- Written exercise: Without the pictures, return each record as it appears.

----- Task material -----

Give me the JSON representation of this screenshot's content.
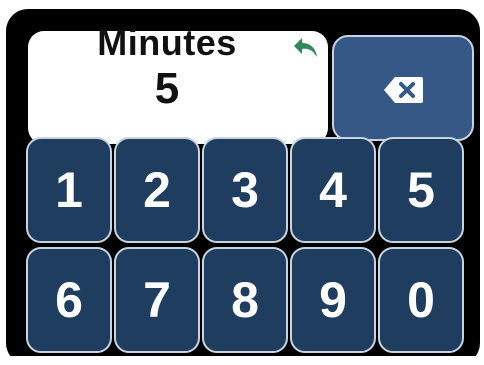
{
  "display": {
    "label": "Minutes",
    "value": "5"
  },
  "icons": {
    "undo": "undo-arrow-icon",
    "backspace": "backspace-icon"
  },
  "keypad": {
    "keys": [
      "1",
      "2",
      "3",
      "4",
      "5",
      "6",
      "7",
      "8",
      "9",
      "0"
    ]
  },
  "colors": {
    "frame": "#000000",
    "key_background": "#1f3d5e",
    "backspace_background": "#355887",
    "undo_arrow": "#2e8b57",
    "key_text": "#ffffff"
  }
}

-----

- Complete answer:
Give me the JSON representation of this screenshot's content.
{
  "display": {
    "label": "Minutes",
    "value": "5"
  },
  "icons": {
    "undo": "undo-arrow-icon",
    "backspace": "backspace-icon"
  },
  "keypad": {
    "keys": [
      "1",
      "2",
      "3",
      "4",
      "5",
      "6",
      "7",
      "8",
      "9",
      "0"
    ]
  },
  "colors": {
    "frame": "#000000",
    "key_background": "#1f3d5e",
    "backspace_background": "#355887",
    "undo_arrow": "#2e8b57",
    "key_text": "#ffffff"
  }
}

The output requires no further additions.